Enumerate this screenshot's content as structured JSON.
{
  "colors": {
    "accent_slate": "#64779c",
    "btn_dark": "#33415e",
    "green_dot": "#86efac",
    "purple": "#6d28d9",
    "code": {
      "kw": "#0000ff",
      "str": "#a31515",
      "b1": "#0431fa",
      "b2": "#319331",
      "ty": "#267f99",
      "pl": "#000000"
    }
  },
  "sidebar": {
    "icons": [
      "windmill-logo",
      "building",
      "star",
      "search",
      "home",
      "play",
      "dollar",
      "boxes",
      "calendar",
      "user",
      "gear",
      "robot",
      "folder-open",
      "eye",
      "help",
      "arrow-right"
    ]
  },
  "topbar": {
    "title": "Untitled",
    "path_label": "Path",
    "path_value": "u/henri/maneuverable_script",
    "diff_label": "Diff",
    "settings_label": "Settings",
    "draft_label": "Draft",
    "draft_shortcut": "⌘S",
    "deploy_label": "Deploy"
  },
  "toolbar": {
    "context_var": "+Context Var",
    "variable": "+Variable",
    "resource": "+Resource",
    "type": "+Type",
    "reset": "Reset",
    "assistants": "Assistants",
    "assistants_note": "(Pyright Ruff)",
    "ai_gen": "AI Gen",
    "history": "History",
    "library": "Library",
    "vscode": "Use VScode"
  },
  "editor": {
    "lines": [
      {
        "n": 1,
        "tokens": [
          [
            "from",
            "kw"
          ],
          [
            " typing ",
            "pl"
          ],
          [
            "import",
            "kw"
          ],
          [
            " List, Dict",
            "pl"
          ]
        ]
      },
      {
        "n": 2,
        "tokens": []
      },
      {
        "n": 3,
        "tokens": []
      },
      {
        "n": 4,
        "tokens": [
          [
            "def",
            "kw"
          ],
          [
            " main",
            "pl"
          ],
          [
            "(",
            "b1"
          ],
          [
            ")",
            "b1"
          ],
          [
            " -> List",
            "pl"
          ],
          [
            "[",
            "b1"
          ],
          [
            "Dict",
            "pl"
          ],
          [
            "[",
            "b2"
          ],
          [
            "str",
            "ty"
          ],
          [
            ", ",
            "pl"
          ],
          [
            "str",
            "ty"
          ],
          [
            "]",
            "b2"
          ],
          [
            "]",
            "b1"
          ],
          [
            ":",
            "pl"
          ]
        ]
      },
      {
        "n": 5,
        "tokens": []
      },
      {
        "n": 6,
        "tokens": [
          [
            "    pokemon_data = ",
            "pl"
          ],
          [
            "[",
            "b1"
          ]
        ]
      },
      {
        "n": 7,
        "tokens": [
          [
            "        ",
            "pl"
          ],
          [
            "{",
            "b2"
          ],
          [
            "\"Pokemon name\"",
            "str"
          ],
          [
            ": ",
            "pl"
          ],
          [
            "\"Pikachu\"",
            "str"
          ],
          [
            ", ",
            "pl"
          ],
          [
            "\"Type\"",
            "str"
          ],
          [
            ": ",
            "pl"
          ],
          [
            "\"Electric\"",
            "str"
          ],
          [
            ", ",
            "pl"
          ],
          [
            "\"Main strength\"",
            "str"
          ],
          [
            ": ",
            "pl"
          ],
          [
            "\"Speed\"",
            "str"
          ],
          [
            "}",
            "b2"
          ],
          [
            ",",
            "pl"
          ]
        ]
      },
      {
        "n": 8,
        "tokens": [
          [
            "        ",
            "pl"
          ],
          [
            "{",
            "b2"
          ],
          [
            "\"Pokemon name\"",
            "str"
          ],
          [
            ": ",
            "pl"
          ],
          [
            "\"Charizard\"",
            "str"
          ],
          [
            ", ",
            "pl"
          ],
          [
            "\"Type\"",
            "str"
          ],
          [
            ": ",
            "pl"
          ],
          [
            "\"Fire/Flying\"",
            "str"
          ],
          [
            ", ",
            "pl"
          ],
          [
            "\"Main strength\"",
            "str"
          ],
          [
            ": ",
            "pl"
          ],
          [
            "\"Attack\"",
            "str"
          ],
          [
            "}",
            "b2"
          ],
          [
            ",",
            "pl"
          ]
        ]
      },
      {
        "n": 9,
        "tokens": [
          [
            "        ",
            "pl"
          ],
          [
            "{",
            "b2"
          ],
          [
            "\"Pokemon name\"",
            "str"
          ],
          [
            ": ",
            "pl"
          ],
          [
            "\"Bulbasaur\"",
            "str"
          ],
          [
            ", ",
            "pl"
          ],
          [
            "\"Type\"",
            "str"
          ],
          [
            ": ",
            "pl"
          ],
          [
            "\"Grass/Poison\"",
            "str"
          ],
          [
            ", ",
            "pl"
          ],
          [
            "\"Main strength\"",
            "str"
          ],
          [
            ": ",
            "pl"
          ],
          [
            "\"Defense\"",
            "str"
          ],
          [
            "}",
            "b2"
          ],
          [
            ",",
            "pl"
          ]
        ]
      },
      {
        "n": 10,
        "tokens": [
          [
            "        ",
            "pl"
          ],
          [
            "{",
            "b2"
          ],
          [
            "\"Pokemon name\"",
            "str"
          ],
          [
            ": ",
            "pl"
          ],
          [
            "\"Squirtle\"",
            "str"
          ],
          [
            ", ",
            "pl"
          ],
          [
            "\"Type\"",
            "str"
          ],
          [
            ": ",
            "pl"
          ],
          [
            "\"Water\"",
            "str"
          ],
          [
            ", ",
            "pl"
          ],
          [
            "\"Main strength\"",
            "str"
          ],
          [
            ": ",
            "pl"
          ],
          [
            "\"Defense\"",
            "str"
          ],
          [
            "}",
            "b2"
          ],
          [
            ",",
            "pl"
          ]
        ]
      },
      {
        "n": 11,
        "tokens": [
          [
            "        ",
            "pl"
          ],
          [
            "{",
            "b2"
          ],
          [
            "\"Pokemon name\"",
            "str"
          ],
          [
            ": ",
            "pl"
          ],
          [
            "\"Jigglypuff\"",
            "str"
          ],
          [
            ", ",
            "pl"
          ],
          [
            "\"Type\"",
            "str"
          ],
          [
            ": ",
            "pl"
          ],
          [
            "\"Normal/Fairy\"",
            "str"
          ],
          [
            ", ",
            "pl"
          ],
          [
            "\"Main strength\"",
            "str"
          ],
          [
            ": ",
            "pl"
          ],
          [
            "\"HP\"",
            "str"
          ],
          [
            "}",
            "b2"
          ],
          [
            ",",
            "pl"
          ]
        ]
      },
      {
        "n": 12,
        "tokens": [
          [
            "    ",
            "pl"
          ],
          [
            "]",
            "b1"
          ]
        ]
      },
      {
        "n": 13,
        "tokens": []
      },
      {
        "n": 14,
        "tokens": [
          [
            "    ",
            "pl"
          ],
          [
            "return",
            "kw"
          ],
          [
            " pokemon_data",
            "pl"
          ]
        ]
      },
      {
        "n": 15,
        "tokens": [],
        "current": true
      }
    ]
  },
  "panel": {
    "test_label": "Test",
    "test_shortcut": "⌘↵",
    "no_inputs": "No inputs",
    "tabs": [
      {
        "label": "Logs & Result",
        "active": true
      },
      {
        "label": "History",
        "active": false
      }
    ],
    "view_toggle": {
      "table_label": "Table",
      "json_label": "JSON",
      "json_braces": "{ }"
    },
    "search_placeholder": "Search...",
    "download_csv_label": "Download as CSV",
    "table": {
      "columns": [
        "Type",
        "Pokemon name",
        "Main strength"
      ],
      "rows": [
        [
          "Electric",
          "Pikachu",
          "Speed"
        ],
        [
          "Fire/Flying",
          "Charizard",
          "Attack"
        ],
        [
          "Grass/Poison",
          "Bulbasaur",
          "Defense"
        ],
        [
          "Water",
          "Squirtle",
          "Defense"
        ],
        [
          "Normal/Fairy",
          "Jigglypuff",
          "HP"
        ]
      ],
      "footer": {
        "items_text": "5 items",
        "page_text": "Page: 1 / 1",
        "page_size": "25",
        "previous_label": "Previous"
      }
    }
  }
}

::::::

• [The problem]: Repeat the whole listing exactly, keeping every line intact.

• [Response to this task]:
Enumerate this screenshot's content as structured JSON.
{
  "colors": {
    "accent_slate": "#64779c",
    "btn_dark": "#33415e",
    "green_dot": "#86efac",
    "purple": "#6d28d9",
    "code": {
      "kw": "#0000ff",
      "str": "#a31515",
      "b1": "#0431fa",
      "b2": "#319331",
      "ty": "#267f99",
      "pl": "#000000"
    }
  },
  "sidebar": {
    "icons": [
      "windmill-logo",
      "building",
      "star",
      "search",
      "home",
      "play",
      "dollar",
      "boxes",
      "calendar",
      "user",
      "gear",
      "robot",
      "folder-open",
      "eye",
      "help",
      "arrow-right"
    ]
  },
  "topbar": {
    "title": "Untitled",
    "path_label": "Path",
    "path_value": "u/henri/maneuverable_script",
    "diff_label": "Diff",
    "settings_label": "Settings",
    "draft_label": "Draft",
    "draft_shortcut": "⌘S",
    "deploy_label": "Deploy"
  },
  "toolbar": {
    "context_var": "+Context Var",
    "variable": "+Variable",
    "resource": "+Resource",
    "type": "+Type",
    "reset": "Reset",
    "assistants": "Assistants",
    "assistants_note": "(Pyright Ruff)",
    "ai_gen": "AI Gen",
    "history": "History",
    "library": "Library",
    "vscode": "Use VScode"
  },
  "editor": {
    "lines": [
      {
        "n": 1,
        "tokens": [
          [
            "from",
            "kw"
          ],
          [
            " typing ",
            "pl"
          ],
          [
            "import",
            "kw"
          ],
          [
            " List, Dict",
            "pl"
          ]
        ]
      },
      {
        "n": 2,
        "tokens": []
      },
      {
        "n": 3,
        "tokens": []
      },
      {
        "n": 4,
        "tokens": [
          [
            "def",
            "kw"
          ],
          [
            " main",
            "pl"
          ],
          [
            "(",
            "b1"
          ],
          [
            ")",
            "b1"
          ],
          [
            " -> List",
            "pl"
          ],
          [
            "[",
            "b1"
          ],
          [
            "Dict",
            "pl"
          ],
          [
            "[",
            "b2"
          ],
          [
            "str",
            "ty"
          ],
          [
            ", ",
            "pl"
          ],
          [
            "str",
            "ty"
          ],
          [
            "]",
            "b2"
          ],
          [
            "]",
            "b1"
          ],
          [
            ":",
            "pl"
          ]
        ]
      },
      {
        "n": 5,
        "tokens": []
      },
      {
        "n": 6,
        "tokens": [
          [
            "    pokemon_data = ",
            "pl"
          ],
          [
            "[",
            "b1"
          ]
        ]
      },
      {
        "n": 7,
        "tokens": [
          [
            "        ",
            "pl"
          ],
          [
            "{",
            "b2"
          ],
          [
            "\"Pokemon name\"",
            "str"
          ],
          [
            ": ",
            "pl"
          ],
          [
            "\"Pikachu\"",
            "str"
          ],
          [
            ", ",
            "pl"
          ],
          [
            "\"Type\"",
            "str"
          ],
          [
            ": ",
            "pl"
          ],
          [
            "\"Electric\"",
            "str"
          ],
          [
            ", ",
            "pl"
          ],
          [
            "\"Main strength\"",
            "str"
          ],
          [
            ": ",
            "pl"
          ],
          [
            "\"Speed\"",
            "str"
          ],
          [
            "}",
            "b2"
          ],
          [
            ",",
            "pl"
          ]
        ]
      },
      {
        "n": 8,
        "tokens": [
          [
            "        ",
            "pl"
          ],
          [
            "{",
            "b2"
          ],
          [
            "\"Pokemon name\"",
            "str"
          ],
          [
            ": ",
            "pl"
          ],
          [
            "\"Charizard\"",
            "str"
          ],
          [
            ", ",
            "pl"
          ],
          [
            "\"Type\"",
            "str"
          ],
          [
            ": ",
            "pl"
          ],
          [
            "\"Fire/Flying\"",
            "str"
          ],
          [
            ", ",
            "pl"
          ],
          [
            "\"Main strength\"",
            "str"
          ],
          [
            ": ",
            "pl"
          ],
          [
            "\"Attack\"",
            "str"
          ],
          [
            "}",
            "b2"
          ],
          [
            ",",
            "pl"
          ]
        ]
      },
      {
        "n": 9,
        "tokens": [
          [
            "        ",
            "pl"
          ],
          [
            "{",
            "b2"
          ],
          [
            "\"Pokemon name\"",
            "str"
          ],
          [
            ": ",
            "pl"
          ],
          [
            "\"Bulbasaur\"",
            "str"
          ],
          [
            ", ",
            "pl"
          ],
          [
            "\"Type\"",
            "str"
          ],
          [
            ": ",
            "pl"
          ],
          [
            "\"Grass/Poison\"",
            "str"
          ],
          [
            ", ",
            "pl"
          ],
          [
            "\"Main strength\"",
            "str"
          ],
          [
            ": ",
            "pl"
          ],
          [
            "\"Defense\"",
            "str"
          ],
          [
            "}",
            "b2"
          ],
          [
            ",",
            "pl"
          ]
        ]
      },
      {
        "n": 10,
        "tokens": [
          [
            "        ",
            "pl"
          ],
          [
            "{",
            "b2"
          ],
          [
            "\"Pokemon name\"",
            "str"
          ],
          [
            ": ",
            "pl"
          ],
          [
            "\"Squirtle\"",
            "str"
          ],
          [
            ", ",
            "pl"
          ],
          [
            "\"Type\"",
            "str"
          ],
          [
            ": ",
            "pl"
          ],
          [
            "\"Water\"",
            "str"
          ],
          [
            ", ",
            "pl"
          ],
          [
            "\"Main strength\"",
            "str"
          ],
          [
            ": ",
            "pl"
          ],
          [
            "\"Defense\"",
            "str"
          ],
          [
            "}",
            "b2"
          ],
          [
            ",",
            "pl"
          ]
        ]
      },
      {
        "n": 11,
        "tokens": [
          [
            "        ",
            "pl"
          ],
          [
            "{",
            "b2"
          ],
          [
            "\"Pokemon name\"",
            "str"
          ],
          [
            ": ",
            "pl"
          ],
          [
            "\"Jigglypuff\"",
            "str"
          ],
          [
            ", ",
            "pl"
          ],
          [
            "\"Type\"",
            "str"
          ],
          [
            ": ",
            "pl"
          ],
          [
            "\"Normal/Fairy\"",
            "str"
          ],
          [
            ", ",
            "pl"
          ],
          [
            "\"Main strength\"",
            "str"
          ],
          [
            ": ",
            "pl"
          ],
          [
            "\"HP\"",
            "str"
          ],
          [
            "}",
            "b2"
          ],
          [
            ",",
            "pl"
          ]
        ]
      },
      {
        "n": 12,
        "tokens": [
          [
            "    ",
            "pl"
          ],
          [
            "]",
            "b1"
          ]
        ]
      },
      {
        "n": 13,
        "tokens": []
      },
      {
        "n": 14,
        "tokens": [
          [
            "    ",
            "pl"
          ],
          [
            "return",
            "kw"
          ],
          [
            " pokemon_data",
            "pl"
          ]
        ]
      },
      {
        "n": 15,
        "tokens": [],
        "current": true
      }
    ]
  },
  "panel": {
    "test_label": "Test",
    "test_shortcut": "⌘↵",
    "no_inputs": "No inputs",
    "tabs": [
      {
        "label": "Logs & Result",
        "active": true
      },
      {
        "label": "History",
        "active": false
      }
    ],
    "view_toggle": {
      "table_label": "Table",
      "json_label": "JSON",
      "json_braces": "{ }"
    },
    "search_placeholder": "Search...",
    "download_csv_label": "Download as CSV",
    "table": {
      "columns": [
        "Type",
        "Pokemon name",
        "Main strength"
      ],
      "rows": [
        [
          "Electric",
          "Pikachu",
          "Speed"
        ],
        [
          "Fire/Flying",
          "Charizard",
          "Attack"
        ],
        [
          "Grass/Poison",
          "Bulbasaur",
          "Defense"
        ],
        [
          "Water",
          "Squirtle",
          "Defense"
        ],
        [
          "Normal/Fairy",
          "Jigglypuff",
          "HP"
        ]
      ],
      "footer": {
        "items_text": "5 items",
        "page_text": "Page: 1 / 1",
        "page_size": "25",
        "previous_label": "Previous"
      }
    }
  }
}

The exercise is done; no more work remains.